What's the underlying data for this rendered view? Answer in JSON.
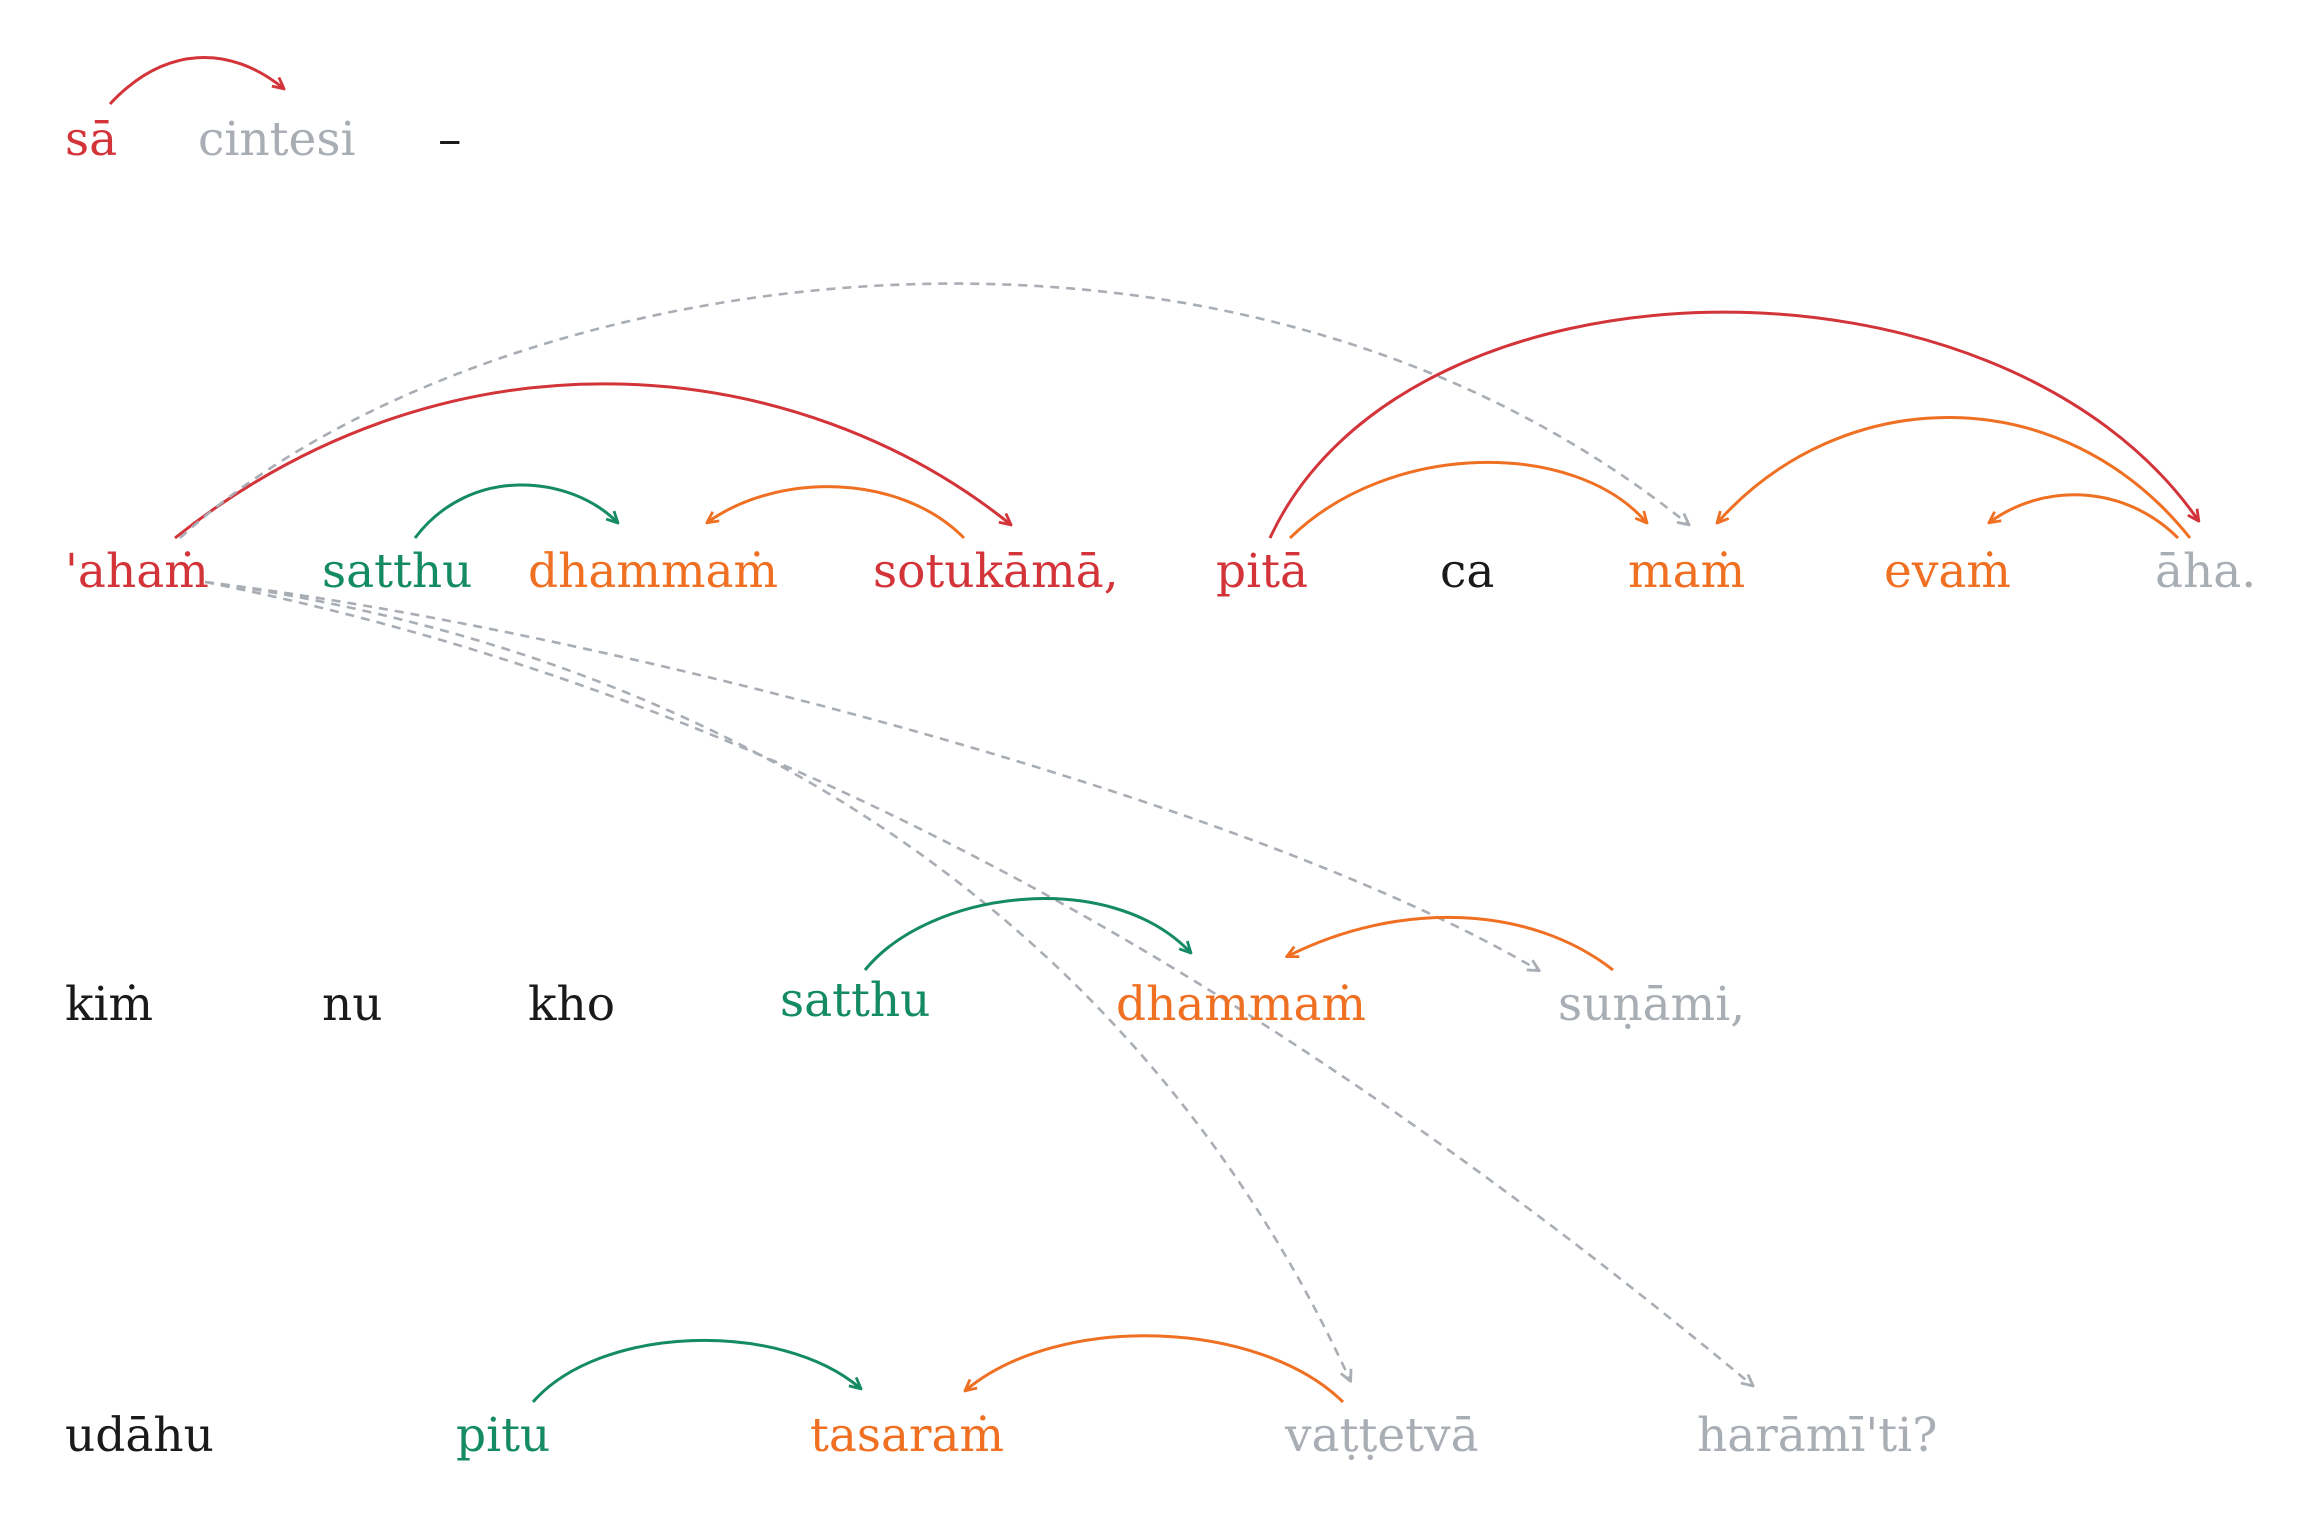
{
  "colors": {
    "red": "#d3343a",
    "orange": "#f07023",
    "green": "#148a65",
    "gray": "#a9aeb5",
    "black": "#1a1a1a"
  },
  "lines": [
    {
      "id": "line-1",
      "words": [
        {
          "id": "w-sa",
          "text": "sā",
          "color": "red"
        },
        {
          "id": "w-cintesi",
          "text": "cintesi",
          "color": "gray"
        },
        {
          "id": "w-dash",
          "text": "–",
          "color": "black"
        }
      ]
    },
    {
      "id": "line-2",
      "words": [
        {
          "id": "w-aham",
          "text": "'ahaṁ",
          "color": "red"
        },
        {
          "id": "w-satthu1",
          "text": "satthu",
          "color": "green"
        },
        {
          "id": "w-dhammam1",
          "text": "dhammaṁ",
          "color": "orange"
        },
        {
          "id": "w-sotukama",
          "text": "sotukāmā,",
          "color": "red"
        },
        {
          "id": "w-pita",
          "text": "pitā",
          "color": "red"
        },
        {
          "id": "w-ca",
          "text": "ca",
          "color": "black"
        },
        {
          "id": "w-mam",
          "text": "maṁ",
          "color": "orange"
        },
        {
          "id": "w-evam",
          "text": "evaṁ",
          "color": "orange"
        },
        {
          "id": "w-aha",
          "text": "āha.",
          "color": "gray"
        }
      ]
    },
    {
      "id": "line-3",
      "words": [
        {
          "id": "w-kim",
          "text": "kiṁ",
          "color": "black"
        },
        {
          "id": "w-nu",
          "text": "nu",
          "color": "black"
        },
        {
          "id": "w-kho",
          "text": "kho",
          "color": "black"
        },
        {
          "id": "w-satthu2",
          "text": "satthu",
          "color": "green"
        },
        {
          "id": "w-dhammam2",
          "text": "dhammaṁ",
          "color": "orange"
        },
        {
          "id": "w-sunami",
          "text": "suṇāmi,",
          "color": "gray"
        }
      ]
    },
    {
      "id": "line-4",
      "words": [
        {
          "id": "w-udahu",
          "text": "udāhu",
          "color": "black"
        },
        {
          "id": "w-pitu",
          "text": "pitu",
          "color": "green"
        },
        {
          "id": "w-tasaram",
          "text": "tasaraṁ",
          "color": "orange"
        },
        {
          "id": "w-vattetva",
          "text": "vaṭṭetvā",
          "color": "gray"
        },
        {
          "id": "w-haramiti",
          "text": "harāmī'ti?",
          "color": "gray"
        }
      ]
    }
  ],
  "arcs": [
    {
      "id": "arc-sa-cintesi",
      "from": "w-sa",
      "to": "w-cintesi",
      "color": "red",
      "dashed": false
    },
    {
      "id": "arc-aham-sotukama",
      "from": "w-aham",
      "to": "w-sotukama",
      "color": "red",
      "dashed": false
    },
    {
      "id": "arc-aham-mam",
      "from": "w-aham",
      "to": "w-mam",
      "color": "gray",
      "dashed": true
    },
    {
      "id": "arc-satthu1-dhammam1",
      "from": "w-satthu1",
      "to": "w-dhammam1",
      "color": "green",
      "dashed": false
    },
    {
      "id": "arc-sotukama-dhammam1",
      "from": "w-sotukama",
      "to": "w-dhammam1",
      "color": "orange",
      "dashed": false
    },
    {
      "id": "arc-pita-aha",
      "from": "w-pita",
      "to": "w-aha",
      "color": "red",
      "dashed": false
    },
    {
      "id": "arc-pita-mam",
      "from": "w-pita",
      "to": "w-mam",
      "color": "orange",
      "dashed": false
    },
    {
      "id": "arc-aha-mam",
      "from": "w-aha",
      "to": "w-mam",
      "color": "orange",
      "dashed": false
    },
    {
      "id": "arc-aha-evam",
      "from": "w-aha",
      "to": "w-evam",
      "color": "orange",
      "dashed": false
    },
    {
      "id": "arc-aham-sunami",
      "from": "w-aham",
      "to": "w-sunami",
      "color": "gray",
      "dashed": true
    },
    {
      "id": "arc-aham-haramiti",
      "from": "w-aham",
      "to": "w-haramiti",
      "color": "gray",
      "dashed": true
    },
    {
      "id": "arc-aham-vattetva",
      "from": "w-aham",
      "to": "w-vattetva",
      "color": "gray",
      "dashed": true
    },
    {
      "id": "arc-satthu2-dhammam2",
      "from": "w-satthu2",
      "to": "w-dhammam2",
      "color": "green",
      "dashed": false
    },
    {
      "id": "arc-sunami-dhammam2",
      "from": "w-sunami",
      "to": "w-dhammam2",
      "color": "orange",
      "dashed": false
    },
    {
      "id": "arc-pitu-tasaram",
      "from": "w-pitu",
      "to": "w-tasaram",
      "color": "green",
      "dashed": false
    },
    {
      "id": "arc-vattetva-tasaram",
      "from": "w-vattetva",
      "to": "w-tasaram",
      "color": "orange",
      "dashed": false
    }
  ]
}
.....
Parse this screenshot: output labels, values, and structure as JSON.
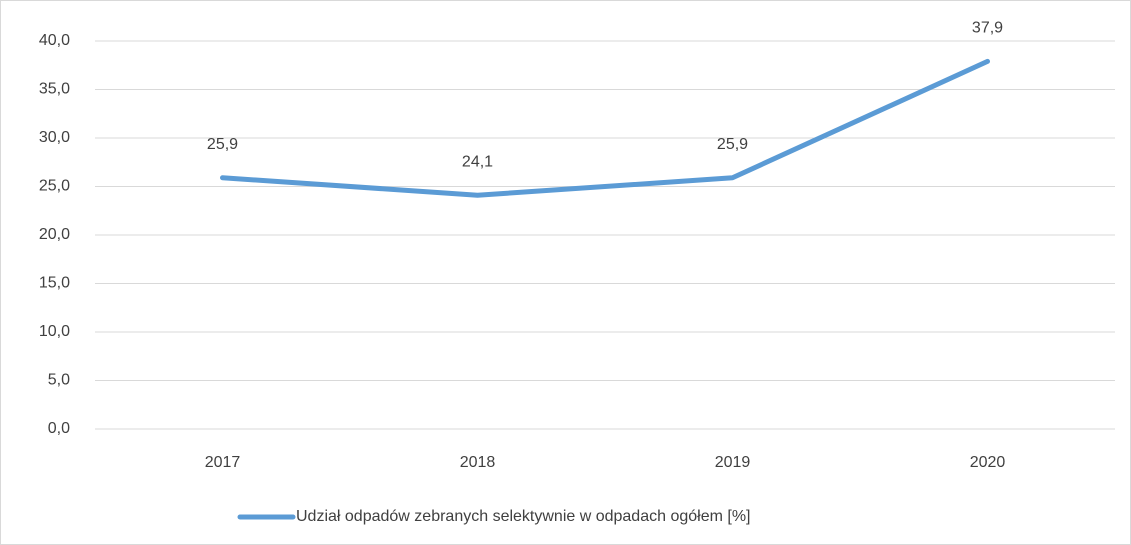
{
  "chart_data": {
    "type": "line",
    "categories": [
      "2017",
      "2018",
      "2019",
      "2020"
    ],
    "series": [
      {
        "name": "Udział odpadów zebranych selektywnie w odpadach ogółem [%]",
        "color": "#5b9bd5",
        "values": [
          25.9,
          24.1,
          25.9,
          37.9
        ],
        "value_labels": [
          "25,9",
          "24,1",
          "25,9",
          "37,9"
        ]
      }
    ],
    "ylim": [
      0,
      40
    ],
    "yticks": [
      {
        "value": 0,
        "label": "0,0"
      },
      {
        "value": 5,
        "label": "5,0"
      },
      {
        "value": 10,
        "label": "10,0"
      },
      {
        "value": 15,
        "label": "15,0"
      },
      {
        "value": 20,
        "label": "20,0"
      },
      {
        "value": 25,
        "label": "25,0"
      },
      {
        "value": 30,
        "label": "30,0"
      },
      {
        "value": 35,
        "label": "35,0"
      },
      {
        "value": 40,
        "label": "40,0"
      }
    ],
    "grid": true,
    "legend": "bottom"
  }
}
.....
:: Brief ::
Scan the records above for the string "sotukama", then select every line that holds it.

:: Problem solution ::
          "id": "w-sotukama",
      "id": "arc-aham-sotukama",
      "to": "w-sotukama",
      "id": "arc-sotukama-dhammam1",
      "from": "w-sotukama",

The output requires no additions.